DIRECTIONS
In full and without deviation, write out the entries that follow.

:: RECORDS FOR THIS EXERCISE ::

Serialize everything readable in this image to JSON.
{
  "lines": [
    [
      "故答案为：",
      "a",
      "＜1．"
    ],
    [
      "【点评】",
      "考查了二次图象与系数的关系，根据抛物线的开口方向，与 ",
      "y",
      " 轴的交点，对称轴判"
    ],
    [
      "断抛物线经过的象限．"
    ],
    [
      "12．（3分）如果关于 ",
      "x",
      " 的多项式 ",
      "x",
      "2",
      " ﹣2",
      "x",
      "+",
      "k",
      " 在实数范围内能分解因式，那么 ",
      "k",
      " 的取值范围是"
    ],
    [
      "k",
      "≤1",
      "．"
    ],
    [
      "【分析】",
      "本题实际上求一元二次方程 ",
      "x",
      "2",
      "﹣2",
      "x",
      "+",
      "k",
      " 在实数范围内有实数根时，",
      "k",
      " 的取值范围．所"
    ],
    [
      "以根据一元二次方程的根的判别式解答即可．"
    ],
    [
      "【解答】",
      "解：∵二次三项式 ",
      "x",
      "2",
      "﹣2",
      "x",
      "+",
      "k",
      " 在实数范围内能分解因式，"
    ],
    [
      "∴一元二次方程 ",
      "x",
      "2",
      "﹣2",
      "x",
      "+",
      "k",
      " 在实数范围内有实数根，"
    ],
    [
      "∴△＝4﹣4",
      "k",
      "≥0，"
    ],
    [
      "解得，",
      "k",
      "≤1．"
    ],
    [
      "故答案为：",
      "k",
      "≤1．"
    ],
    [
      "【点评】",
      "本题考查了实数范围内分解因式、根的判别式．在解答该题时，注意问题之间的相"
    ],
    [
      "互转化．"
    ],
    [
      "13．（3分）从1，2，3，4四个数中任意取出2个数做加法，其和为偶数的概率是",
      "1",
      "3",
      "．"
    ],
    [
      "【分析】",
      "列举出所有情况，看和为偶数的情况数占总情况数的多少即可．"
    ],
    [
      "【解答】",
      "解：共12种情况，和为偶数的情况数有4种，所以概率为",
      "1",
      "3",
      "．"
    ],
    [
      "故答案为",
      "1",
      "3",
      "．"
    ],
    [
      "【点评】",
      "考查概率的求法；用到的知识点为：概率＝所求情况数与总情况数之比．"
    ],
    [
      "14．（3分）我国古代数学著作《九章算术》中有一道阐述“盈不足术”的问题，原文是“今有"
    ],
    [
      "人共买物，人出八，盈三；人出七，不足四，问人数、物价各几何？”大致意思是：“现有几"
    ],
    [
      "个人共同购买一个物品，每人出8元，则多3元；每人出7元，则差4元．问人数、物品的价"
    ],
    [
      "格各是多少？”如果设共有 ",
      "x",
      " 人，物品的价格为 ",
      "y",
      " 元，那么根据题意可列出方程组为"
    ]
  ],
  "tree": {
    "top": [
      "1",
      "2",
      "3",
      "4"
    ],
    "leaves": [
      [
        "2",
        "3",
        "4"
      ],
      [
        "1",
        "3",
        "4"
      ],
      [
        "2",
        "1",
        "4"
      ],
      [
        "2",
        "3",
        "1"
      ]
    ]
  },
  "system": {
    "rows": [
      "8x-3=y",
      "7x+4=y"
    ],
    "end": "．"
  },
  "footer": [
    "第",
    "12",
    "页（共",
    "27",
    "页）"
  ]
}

:::

SOLUTION TO THIS EXERCISE
Serialize everything readable in this image to JSON.
{
  "lines": [
    [
      "故答案为：",
      "a",
      "＜1．"
    ],
    [
      "【点评】",
      "考查了二次图象与系数的关系，根据抛物线的开口方向，与 ",
      "y",
      " 轴的交点，对称轴判"
    ],
    [
      "断抛物线经过的象限．"
    ],
    [
      "12．（3分）如果关于 ",
      "x",
      " 的多项式 ",
      "x",
      "2",
      " ﹣2",
      "x",
      "+",
      "k",
      " 在实数范围内能分解因式，那么 ",
      "k",
      " 的取值范围是"
    ],
    [
      "k",
      "≤1",
      "．"
    ],
    [
      "【分析】",
      "本题实际上求一元二次方程 ",
      "x",
      "2",
      "﹣2",
      "x",
      "+",
      "k",
      " 在实数范围内有实数根时，",
      "k",
      " 的取值范围．所"
    ],
    [
      "以根据一元二次方程的根的判别式解答即可．"
    ],
    [
      "【解答】",
      "解：∵二次三项式 ",
      "x",
      "2",
      "﹣2",
      "x",
      "+",
      "k",
      " 在实数范围内能分解因式，"
    ],
    [
      "∴一元二次方程 ",
      "x",
      "2",
      "﹣2",
      "x",
      "+",
      "k",
      " 在实数范围内有实数根，"
    ],
    [
      "∴△＝4﹣4",
      "k",
      "≥0，"
    ],
    [
      "解得，",
      "k",
      "≤1．"
    ],
    [
      "故答案为：",
      "k",
      "≤1．"
    ],
    [
      "【点评】",
      "本题考查了实数范围内分解因式、根的判别式．在解答该题时，注意问题之间的相"
    ],
    [
      "互转化．"
    ],
    [
      "13．（3分）从1，2，3，4四个数中任意取出2个数做加法，其和为偶数的概率是",
      "1",
      "3",
      "．"
    ],
    [
      "【分析】",
      "列举出所有情况，看和为偶数的情况数占总情况数的多少即可．"
    ],
    [
      "【解答】",
      "解：共12种情况，和为偶数的情况数有4种，所以概率为",
      "1",
      "3",
      "．"
    ],
    [
      "故答案为",
      "1",
      "3",
      "．"
    ],
    [
      "【点评】",
      "考查概率的求法；用到的知识点为：概率＝所求情况数与总情况数之比．"
    ],
    [
      "14．（3分）我国古代数学著作《九章算术》中有一道阐述“盈不足术”的问题，原文是“今有"
    ],
    [
      "人共买物，人出八，盈三；人出七，不足四，问人数、物价各几何？”大致意思是：“现有几"
    ],
    [
      "个人共同购买一个物品，每人出8元，则多3元；每人出7元，则差4元．问人数、物品的价"
    ],
    [
      "格各是多少？”如果设共有 ",
      "x",
      " 人，物品的价格为 ",
      "y",
      " 元，那么根据题意可列出方程组为"
    ]
  ],
  "tree": {
    "top": [
      "1",
      "2",
      "3",
      "4"
    ],
    "leaves": [
      [
        "2",
        "3",
        "4"
      ],
      [
        "1",
        "3",
        "4"
      ],
      [
        "2",
        "1",
        "4"
      ],
      [
        "2",
        "3",
        "1"
      ]
    ]
  },
  "system": {
    "rows": [
      "8x-3=y",
      "7x+4=y"
    ],
    "end": "．"
  },
  "footer": [
    "第",
    "12",
    "页（共",
    "27",
    "页）"
  ]
}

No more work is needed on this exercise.